§ **Work instructions**: Your task is to copy every line of the records below that contains "provino".

§ **Input material**:
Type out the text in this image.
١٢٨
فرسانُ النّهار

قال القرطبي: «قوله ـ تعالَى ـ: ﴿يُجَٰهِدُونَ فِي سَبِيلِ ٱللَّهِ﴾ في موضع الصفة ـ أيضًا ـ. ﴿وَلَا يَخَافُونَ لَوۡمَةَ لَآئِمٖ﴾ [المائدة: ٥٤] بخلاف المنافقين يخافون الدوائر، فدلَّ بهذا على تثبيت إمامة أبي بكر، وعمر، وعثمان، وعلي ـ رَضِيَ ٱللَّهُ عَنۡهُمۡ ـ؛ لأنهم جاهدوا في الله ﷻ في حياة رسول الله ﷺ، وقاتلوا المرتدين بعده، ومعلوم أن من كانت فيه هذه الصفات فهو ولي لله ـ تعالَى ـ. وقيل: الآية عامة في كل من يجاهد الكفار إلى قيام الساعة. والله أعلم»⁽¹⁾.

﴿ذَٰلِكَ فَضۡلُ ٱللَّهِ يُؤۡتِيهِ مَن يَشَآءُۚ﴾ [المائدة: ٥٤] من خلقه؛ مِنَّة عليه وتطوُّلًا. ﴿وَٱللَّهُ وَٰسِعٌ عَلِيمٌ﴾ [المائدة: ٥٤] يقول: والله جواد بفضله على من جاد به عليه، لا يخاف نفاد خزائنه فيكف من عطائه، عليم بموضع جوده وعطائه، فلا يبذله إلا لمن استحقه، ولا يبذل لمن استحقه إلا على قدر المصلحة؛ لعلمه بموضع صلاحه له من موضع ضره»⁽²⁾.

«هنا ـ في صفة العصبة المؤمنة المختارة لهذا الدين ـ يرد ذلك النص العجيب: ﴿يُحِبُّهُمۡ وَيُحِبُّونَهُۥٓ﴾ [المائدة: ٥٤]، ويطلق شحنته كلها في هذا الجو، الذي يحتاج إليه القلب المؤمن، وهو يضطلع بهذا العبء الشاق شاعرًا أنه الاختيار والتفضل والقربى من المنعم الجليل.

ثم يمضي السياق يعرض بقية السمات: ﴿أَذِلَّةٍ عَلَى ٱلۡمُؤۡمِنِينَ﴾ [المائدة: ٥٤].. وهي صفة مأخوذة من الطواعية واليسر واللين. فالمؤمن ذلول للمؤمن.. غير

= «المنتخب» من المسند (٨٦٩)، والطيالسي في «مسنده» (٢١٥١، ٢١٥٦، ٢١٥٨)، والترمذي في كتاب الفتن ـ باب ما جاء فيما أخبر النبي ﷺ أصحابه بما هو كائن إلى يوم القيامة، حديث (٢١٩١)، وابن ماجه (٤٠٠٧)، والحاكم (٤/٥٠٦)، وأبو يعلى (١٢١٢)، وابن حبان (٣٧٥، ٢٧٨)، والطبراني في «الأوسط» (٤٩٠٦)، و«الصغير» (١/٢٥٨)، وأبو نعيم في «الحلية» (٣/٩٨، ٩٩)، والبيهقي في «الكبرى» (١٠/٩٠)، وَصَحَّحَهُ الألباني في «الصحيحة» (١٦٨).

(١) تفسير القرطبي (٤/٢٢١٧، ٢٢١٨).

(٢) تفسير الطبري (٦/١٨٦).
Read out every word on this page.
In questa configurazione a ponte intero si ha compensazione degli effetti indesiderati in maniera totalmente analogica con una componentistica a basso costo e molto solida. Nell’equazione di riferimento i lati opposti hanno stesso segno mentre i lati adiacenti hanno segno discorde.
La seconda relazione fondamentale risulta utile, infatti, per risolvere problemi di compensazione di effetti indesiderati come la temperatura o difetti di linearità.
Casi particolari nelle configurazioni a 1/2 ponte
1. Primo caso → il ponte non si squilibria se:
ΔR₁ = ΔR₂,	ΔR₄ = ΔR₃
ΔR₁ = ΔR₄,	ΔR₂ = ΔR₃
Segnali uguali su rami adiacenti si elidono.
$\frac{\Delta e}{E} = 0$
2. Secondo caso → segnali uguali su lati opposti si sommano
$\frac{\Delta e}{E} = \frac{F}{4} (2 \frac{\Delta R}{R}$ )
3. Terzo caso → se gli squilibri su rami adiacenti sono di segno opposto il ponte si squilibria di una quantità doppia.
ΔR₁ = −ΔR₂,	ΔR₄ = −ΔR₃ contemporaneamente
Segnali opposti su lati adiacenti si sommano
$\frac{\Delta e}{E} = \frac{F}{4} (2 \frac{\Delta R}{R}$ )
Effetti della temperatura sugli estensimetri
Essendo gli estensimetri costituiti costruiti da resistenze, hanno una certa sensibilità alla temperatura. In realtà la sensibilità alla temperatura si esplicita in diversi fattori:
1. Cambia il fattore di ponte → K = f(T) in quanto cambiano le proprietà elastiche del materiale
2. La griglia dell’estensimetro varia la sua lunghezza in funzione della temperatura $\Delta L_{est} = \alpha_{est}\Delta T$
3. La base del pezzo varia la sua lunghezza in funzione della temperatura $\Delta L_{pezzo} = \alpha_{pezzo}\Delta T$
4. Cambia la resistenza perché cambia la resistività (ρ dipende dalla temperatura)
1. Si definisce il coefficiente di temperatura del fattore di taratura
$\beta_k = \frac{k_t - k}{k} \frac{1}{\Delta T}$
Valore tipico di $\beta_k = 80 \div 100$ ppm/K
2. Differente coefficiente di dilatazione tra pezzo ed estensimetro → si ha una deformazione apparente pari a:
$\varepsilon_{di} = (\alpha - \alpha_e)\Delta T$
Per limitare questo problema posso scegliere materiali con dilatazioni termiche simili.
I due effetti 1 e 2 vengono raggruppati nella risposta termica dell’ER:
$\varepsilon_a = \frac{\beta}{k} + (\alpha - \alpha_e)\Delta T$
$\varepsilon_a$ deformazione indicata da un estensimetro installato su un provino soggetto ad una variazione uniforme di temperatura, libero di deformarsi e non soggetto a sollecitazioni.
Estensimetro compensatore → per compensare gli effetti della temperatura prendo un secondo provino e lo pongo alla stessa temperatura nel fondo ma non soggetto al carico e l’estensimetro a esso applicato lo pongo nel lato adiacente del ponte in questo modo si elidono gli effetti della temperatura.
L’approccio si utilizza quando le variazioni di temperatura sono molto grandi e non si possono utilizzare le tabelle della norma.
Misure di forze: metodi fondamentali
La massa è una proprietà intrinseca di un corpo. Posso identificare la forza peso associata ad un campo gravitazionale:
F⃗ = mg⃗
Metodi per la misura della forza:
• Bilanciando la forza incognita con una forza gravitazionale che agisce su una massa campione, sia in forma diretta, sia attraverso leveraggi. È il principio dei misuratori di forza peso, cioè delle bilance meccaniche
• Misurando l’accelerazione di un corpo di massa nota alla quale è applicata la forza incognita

§ **The result**:
$\varepsilon_a$ deformazione indicata da un estensimetro installato su un provino soggetto ad una variazione uniforme di temperatura, libero di deformarsi e non soggetto a sollecitazioni.
Estensimetro compensatore → per compensare gli effetti della temperatura prendo un secondo provino e lo pongo alla stessa temperatura nel fondo ma non soggetto al carico e l’estensimetro a esso applicato lo pongo nel lato adiacente del ponte in questo modo si elidono gli effetti della temperatura.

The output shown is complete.